• The request: Where the string "this" occurs in the material below, report the whole line.

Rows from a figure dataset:

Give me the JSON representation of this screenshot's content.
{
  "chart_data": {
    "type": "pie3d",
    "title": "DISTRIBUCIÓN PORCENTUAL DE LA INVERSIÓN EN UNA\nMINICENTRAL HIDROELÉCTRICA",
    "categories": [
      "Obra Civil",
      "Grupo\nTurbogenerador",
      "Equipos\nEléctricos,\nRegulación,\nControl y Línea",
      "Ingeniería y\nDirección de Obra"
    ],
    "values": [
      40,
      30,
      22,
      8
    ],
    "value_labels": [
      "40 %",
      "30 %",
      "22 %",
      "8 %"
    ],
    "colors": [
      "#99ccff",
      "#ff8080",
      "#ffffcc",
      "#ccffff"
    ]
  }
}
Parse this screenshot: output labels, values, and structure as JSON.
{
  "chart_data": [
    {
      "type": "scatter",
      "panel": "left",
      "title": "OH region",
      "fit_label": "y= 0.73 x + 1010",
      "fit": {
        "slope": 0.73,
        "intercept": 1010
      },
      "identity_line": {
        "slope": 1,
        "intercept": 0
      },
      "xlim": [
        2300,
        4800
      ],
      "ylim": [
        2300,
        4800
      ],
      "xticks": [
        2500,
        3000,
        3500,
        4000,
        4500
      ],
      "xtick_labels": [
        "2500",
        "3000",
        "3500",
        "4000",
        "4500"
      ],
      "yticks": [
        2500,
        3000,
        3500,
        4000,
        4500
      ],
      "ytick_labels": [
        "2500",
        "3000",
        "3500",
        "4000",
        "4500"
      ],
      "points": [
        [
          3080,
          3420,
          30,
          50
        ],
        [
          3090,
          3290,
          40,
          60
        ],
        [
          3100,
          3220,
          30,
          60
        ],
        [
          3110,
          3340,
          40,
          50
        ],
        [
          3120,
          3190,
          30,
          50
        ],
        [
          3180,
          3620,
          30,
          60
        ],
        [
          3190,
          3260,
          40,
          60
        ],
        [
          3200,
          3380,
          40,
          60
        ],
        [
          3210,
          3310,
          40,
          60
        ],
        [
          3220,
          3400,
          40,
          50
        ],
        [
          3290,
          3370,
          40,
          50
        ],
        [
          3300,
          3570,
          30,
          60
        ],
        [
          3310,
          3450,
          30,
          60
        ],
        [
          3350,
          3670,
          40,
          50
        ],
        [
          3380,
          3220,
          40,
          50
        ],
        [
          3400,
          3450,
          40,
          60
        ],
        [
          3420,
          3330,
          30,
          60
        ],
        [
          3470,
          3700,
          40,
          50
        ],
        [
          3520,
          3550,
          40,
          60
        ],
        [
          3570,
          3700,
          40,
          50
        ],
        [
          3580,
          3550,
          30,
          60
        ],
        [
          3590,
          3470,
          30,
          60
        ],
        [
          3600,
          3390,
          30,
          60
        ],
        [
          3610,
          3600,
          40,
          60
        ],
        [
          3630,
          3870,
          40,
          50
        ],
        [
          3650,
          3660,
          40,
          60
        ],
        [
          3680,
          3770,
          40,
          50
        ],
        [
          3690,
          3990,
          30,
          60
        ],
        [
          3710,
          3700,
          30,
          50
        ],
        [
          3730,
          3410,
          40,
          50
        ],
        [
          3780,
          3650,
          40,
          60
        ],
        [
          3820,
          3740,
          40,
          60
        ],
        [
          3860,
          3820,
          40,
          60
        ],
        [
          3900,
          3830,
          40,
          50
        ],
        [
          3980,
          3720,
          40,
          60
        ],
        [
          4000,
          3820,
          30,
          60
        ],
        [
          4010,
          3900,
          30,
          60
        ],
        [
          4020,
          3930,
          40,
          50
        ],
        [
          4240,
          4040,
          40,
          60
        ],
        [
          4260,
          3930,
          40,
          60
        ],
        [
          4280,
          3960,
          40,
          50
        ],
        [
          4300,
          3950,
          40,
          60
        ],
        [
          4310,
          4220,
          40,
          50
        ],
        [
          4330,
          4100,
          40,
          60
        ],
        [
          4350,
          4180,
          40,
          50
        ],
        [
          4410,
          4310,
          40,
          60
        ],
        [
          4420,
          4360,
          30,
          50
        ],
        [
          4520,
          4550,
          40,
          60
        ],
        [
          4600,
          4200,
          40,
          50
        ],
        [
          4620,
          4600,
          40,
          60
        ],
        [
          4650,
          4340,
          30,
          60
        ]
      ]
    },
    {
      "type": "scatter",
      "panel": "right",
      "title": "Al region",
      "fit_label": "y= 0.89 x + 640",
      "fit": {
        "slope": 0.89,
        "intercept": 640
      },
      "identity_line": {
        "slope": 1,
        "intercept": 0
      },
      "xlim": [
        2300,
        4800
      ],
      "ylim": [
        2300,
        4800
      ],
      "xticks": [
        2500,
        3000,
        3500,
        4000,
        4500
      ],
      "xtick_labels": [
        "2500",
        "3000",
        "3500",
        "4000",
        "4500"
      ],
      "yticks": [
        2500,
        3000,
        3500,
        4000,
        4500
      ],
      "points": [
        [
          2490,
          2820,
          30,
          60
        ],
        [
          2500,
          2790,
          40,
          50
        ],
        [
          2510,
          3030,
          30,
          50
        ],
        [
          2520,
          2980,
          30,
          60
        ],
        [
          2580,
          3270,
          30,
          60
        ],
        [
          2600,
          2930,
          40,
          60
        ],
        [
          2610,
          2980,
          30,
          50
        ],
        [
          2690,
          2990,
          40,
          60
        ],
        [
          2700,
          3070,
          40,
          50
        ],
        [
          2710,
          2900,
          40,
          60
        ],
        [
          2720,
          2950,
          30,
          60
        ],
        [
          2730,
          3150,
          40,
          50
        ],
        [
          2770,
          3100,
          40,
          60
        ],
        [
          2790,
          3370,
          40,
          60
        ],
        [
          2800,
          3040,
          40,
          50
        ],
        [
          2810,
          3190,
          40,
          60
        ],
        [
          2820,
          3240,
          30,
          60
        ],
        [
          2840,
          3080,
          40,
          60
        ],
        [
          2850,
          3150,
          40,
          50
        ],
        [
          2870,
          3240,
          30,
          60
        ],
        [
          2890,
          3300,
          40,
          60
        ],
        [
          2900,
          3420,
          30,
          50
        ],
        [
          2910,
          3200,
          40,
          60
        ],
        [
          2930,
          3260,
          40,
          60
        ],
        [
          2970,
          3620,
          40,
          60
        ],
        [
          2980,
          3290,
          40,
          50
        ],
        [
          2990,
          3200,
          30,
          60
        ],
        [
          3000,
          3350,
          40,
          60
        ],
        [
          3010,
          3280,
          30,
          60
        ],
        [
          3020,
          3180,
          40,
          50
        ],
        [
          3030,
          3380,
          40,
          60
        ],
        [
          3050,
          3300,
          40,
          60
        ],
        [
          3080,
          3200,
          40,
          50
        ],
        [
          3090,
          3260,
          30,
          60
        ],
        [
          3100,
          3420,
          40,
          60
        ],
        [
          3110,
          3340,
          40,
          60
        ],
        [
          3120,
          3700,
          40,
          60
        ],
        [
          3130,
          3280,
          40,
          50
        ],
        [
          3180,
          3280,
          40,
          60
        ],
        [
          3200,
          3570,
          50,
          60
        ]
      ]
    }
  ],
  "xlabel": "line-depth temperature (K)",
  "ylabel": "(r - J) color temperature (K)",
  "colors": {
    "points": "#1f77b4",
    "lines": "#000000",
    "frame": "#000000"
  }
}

• Full answer:
Give me the JSON representation of this screenshot's content.
Parse this screenshot: output labels, values, and structure as JSON.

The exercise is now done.